(Data listing)
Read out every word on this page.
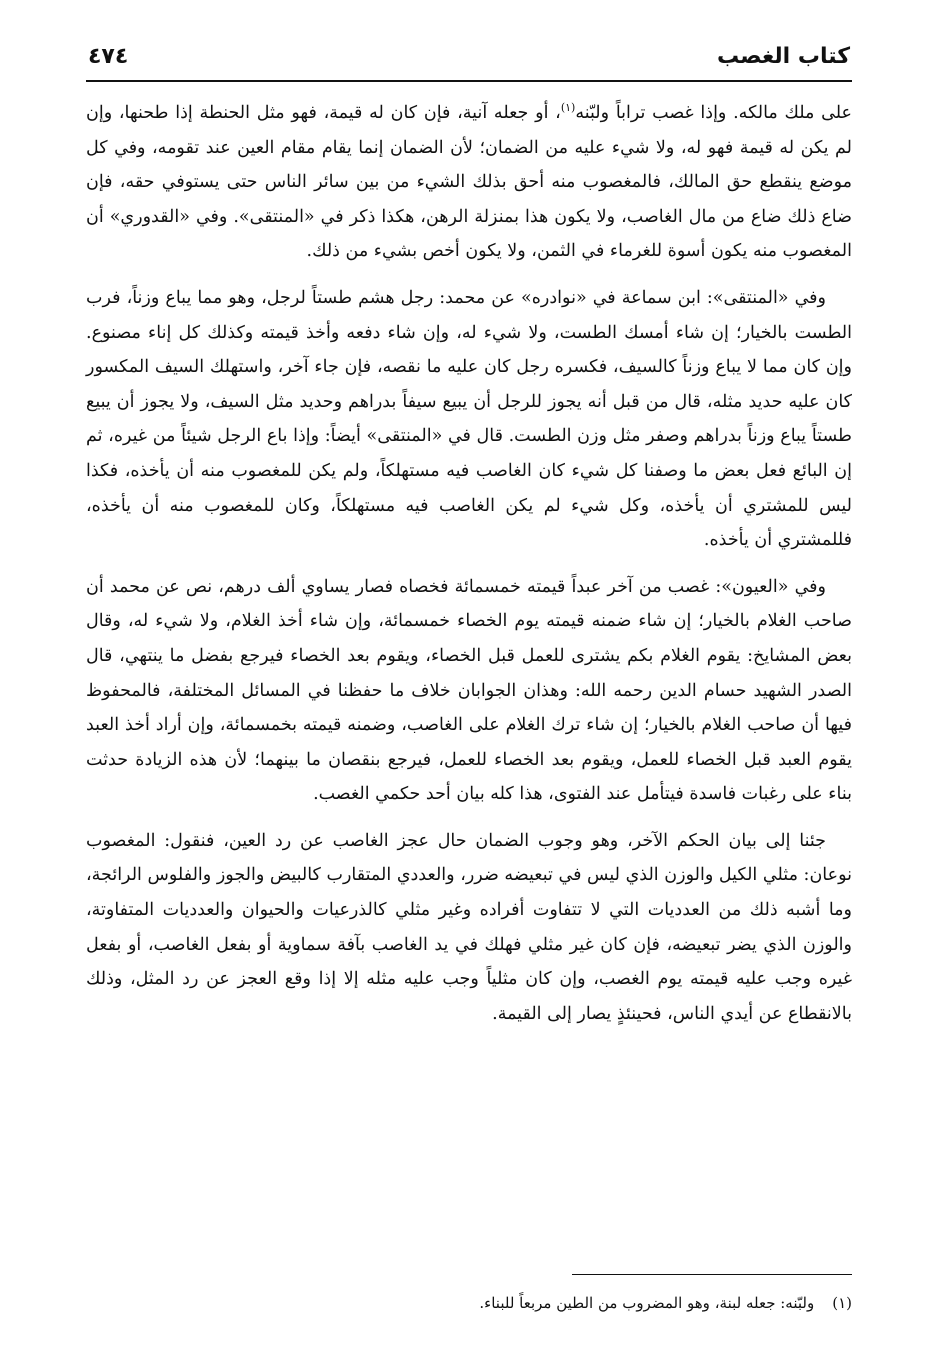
كتاب الغصب
٤٧٤

على ملك مالكه. وإذا غصب تراباً ولبّنه$^{(١)}$، أو جعله آنية، فإن كان له قيمة، فهو مثل الحنطة إذا طحنها، وإن لم يكن له قيمة فهو له، ولا شيء عليه من الضمان؛ لأن الضمان إنما يقام مقام العين عند تقومه، وفي كل موضع ينقطع حق المالك، فالمغصوب منه أحق بذلك الشيء من بين سائر الناس حتى يستوفي حقه، فإن ضاع ذلك ضاع من مال الغاصب، ولا يكون هذا بمنزلة الرهن، هكذا ذكر في «المنتقى». وفي «القدوري» أن المغصوب منه يكون أسوة للغرماء في الثمن، ولا يكون أخص بشيء من ذلك.

وفي «المنتقى»: ابن سماعة في «نوادره» عن محمد: رجل هشم طستاً لرجل، وهو مما يباع وزناً، فرب الطست بالخيار؛ إن شاء أمسك الطست، ولا شيء له، وإن شاء دفعه وأخذ قيمته وكذلك كل إناء مصنوع. وإن كان مما لا يباع وزناً كالسيف، فكسره رجل كان عليه ما نقصه، فإن جاء آخر، واستهلك السيف المكسور كان عليه حديد مثله، قال من قبل أنه يجوز للرجل أن يبيع سيفاً بدراهم وحديد مثل السيف، ولا يجوز أن يبيع طستاً يباع وزناً بدراهم وصفر مثل وزن الطست. قال في «المنتقى» أيضاً: وإذا باع الرجل شيئاً من غيره، ثم إن البائع فعل بعض ما وصفنا كل شيء كان الغاصب فيه مستهلكاً، ولم يكن للمغصوب منه أن يأخذه، فكذا ليس للمشتري أن يأخذه، وكل شيء لم يكن الغاصب فيه مستهلكاً، وكان للمغصوب منه أن يأخذه، فللمشتري أن يأخذه.

وفي «العيون»: غصب من آخر عبداً قيمته خمسمائة فخصاه فصار يساوي ألف درهم، نص عن محمد أن صاحب الغلام بالخيار؛ إن شاء ضمنه قيمته يوم الخصاء خمسمائة، وإن شاء أخذ الغلام، ولا شيء له، وقال بعض المشايخ: يقوم الغلام بكم يشترى للعمل قبل الخصاء، ويقوم بعد الخصاء فيرجع بفضل ما ينتهي، قال الصدر الشهيد حسام الدين رحمه الله: وهذان الجوابان خلاف ما حفظنا في المسائل المختلفة، فالمحفوظ فيها أن صاحب الغلام بالخيار؛ إن شاء ترك الغلام على الغاصب، وضمنه قيمته بخمسمائة، وإن أراد أخذ العبد يقوم العبد قبل الخصاء للعمل، ويقوم بعد الخصاء للعمل، فيرجع بنقصان ما بينهما؛ لأن هذه الزيادة حدثت بناء على رغبات فاسدة فيتأمل عند الفتوى، هذا كله بيان أحد حكمي الغصب.

جئنا إلى بيان الحكم الآخر، وهو وجوب الضمان حال عجز الغاصب عن رد العين، فنقول: المغصوب نوعان: مثلي الكيل والوزن الذي ليس في تبعيضه ضرر، والعددي المتقارب كالبيض والجوز والفلوس الرائجة، وما أشبه ذلك من العدديات التي لا تتفاوت أفراده وغير مثلي كالذرعيات والحيوان والعدديات المتفاوتة، والوزن الذي يضر تبعيضه، فإن كان غير مثلي فهلك في يد الغاصب بآفة سماوية أو بفعل الغاصب، أو بفعل غيره وجب عليه قيمته يوم الغصب، وإن كان مثلياً وجب عليه مثله إلا إذا وقع العجز عن رد المثل، وذلك بالانقطاع عن أيدي الناس، فحينئذٍ يصار إلى القيمة.

(١)ولبّنه: جعله لبنة، وهو المضروب من الطين مربعاً للبناء.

→ Stated task
In the records above, find each line holding "مثله" and copy it.

→ Correct answer
وفي «المنتقى»: ابن سماعة في «نوادره» عن محمد: رجل هشم طستاً لرجل، وهو مما يباع وزناً، فرب الطست بالخيار؛ إن شاء أمسك الطست، ولا شيء له، وإن شاء دفعه وأخذ قيمته وكذلك كل إناء مصنوع. وإن كان مما لا يباع وزناً كالسيف، فكسره رجل كان عليه ما نقصه، فإن جاء آخر، واستهلك السيف المكسور كان عليه حديد مثله، قال من قبل أنه يجوز للرجل أن يبيع سيفاً بدراهم وحديد مثل السيف، ولا يجوز أن يبيع طستاً يباع وزناً بدراهم وصفر مثل وزن الطست. قال في «المنتقى» أيضاً: وإذا باع الرجل شيئاً من غيره، ثم إن البائع فعل بعض ما وصفنا كل شيء كان الغاصب فيه مستهلكاً، ولم يكن للمغصوب منه أن يأخذه، فكذا ليس للمشتري أن يأخذه، وكل شيء لم يكن الغاصب فيه مستهلكاً، وكان للمغصوب منه أن يأخذه، فللمشتري أن يأخذه.
جئنا إلى بيان الحكم الآخر، وهو وجوب الضمان حال عجز الغاصب عن رد العين، فنقول: المغصوب نوعان: مثلي الكيل والوزن الذي ليس في تبعيضه ضرر، والعددي المتقارب كالبيض والجوز والفلوس الرائجة، وما أشبه ذلك من العدديات التي لا تتفاوت أفراده وغير مثلي كالذرعيات والحيوان والعدديات المتفاوتة، والوزن الذي يضر تبعيضه، فإن كان غير مثلي فهلك في يد الغاصب بآفة سماوية أو بفعل الغاصب، أو بفعل غيره وجب عليه قيمته يوم الغصب، وإن كان مثلياً وجب عليه مثله إلا إذا وقع العجز عن رد المثل، وذلك بالانقطاع عن أيدي الناس، فحينئذٍ يصار إلى القيمة.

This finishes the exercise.